What is expected:
Wherever "круглые" appears in a line, list that line.
::::
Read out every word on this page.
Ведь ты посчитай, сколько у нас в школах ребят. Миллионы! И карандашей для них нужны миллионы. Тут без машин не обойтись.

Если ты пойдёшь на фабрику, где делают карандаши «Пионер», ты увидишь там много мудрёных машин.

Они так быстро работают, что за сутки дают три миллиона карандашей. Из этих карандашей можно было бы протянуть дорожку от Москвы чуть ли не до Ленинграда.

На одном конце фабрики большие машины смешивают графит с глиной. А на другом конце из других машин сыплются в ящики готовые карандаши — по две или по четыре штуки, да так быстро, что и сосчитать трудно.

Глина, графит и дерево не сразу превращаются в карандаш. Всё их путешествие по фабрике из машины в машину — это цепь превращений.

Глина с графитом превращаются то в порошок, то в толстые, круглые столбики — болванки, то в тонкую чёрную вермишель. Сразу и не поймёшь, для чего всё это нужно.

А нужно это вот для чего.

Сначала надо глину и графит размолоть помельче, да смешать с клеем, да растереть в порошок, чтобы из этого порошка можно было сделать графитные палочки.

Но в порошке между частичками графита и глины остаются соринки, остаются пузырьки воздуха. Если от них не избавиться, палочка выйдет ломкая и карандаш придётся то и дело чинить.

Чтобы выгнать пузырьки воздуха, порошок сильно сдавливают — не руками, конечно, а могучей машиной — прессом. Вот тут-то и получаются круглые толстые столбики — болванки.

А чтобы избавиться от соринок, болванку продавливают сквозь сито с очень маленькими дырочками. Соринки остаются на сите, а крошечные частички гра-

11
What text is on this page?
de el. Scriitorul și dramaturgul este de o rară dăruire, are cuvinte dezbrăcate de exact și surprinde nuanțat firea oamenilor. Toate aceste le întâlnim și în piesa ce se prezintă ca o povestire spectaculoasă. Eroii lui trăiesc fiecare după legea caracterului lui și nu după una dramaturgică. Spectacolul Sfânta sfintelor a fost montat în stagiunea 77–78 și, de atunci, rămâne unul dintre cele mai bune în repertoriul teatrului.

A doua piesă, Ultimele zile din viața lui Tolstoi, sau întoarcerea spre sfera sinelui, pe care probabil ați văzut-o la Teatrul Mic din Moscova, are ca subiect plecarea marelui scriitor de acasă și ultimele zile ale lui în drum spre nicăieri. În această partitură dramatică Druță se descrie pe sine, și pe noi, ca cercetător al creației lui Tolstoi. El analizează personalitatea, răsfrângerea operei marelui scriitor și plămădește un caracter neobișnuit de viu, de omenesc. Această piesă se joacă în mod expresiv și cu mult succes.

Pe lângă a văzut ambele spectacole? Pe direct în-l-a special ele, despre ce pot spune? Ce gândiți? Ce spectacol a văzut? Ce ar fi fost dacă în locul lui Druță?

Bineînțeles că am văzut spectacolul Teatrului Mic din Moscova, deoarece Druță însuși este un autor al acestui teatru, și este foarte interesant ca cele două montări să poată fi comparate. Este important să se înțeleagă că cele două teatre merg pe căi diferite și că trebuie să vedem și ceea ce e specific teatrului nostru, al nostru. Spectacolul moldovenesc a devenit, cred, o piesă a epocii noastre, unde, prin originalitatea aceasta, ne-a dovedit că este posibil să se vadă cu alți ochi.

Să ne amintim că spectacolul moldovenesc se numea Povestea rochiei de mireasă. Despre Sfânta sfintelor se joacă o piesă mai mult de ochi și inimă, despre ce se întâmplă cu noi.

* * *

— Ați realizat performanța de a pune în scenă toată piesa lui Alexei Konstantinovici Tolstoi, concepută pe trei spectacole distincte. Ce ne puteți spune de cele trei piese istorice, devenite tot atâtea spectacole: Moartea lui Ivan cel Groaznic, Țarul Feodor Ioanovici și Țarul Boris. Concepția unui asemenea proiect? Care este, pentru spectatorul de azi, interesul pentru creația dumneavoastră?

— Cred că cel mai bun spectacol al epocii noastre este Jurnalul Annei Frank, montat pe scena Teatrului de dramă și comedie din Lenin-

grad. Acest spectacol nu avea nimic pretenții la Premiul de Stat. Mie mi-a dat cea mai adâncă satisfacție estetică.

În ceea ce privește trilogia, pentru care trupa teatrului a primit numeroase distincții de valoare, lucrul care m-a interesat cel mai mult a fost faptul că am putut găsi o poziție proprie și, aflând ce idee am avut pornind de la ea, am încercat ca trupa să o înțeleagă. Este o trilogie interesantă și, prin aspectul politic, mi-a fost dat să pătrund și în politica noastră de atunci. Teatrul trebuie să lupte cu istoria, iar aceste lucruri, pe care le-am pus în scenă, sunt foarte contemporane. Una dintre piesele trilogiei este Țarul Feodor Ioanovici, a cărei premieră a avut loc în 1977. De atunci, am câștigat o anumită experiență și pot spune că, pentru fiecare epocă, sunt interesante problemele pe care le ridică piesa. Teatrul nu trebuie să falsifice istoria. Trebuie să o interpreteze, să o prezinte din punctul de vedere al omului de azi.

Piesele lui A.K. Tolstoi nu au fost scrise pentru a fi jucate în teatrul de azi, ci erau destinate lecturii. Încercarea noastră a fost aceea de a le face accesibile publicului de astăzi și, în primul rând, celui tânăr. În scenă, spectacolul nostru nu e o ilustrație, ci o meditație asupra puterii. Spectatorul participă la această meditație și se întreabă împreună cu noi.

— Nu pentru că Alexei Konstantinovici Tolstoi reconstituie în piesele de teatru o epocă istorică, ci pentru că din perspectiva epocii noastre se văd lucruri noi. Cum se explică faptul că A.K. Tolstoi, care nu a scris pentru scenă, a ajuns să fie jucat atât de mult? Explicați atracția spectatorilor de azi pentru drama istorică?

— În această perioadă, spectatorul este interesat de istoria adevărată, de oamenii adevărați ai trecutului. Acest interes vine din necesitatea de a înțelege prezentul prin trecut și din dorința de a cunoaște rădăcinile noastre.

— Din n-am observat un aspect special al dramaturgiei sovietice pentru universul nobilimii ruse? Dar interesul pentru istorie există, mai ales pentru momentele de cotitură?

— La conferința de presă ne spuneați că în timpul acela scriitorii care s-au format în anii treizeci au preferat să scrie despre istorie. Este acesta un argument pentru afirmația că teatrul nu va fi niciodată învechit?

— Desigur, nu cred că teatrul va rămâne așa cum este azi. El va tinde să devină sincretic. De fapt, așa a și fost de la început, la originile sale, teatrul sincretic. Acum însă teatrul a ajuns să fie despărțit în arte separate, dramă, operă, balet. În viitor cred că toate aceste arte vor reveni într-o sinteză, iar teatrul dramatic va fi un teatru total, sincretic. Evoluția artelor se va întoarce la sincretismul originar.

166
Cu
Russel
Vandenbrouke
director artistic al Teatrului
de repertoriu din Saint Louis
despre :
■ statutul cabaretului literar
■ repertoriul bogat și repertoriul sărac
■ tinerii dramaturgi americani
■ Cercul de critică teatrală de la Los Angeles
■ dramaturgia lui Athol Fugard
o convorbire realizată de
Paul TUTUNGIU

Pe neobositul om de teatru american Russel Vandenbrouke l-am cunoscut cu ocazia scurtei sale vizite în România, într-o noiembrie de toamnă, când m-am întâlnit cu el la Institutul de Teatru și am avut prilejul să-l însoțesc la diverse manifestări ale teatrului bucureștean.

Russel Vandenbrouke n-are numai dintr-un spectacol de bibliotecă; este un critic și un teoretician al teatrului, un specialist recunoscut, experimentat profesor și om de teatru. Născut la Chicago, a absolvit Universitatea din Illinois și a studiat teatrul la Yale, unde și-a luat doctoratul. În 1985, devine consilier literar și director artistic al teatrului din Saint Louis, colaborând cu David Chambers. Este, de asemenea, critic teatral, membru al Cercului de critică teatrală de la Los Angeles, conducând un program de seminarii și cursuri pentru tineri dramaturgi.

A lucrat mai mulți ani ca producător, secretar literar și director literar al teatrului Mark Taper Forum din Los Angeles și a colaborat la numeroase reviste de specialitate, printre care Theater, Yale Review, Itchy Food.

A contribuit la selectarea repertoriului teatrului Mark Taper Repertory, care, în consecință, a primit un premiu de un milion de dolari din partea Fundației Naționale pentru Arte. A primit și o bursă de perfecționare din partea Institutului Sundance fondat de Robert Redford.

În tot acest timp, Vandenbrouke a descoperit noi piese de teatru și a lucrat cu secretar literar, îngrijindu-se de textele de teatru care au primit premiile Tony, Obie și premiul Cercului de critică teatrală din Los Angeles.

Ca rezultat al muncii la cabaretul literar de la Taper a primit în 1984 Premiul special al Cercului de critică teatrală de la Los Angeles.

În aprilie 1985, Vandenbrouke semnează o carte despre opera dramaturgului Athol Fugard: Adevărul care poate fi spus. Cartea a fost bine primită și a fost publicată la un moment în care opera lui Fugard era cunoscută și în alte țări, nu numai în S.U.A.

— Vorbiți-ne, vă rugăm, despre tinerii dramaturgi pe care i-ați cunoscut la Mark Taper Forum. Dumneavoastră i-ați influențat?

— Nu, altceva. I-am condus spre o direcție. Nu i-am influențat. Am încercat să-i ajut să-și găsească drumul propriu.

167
::::
Task solution:
Глина с графитом превращаются то в порошок, то в толстые, круглые столбики — болванки, то в тонкую чёрную вермишель. Сразу и не поймёшь, для чего всё это нужно.
Чтобы выгнать пузырьки воздуха, порошок сильно сдавливают — не руками, конечно, а могучей машиной — прессом. Вот тут-то и получаются круглые толстые столбики — болванки.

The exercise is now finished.